══ Data listing ══
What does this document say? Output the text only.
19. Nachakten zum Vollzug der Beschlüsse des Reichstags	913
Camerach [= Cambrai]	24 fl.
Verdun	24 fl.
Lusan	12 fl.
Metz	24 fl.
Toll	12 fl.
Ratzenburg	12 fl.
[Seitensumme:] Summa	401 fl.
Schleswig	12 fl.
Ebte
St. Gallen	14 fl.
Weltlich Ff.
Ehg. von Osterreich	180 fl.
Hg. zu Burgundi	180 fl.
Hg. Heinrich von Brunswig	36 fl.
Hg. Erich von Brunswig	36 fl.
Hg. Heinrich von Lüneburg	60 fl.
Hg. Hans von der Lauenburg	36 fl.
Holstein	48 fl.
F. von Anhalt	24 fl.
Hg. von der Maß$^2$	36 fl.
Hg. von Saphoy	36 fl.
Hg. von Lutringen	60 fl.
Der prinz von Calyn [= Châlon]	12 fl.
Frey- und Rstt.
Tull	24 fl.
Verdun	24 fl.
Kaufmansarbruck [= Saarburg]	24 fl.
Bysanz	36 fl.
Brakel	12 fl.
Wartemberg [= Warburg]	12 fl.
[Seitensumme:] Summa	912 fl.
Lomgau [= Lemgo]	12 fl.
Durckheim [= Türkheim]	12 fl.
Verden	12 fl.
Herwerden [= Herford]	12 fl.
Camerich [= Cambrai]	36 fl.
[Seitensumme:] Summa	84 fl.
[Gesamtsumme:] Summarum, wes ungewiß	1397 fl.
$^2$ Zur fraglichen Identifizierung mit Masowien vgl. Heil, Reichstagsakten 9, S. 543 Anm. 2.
═══
== What is needed ==
Check each line of the data above for the string "Seitensumme", then report how many lines have it, with no other words.

== Result ==
3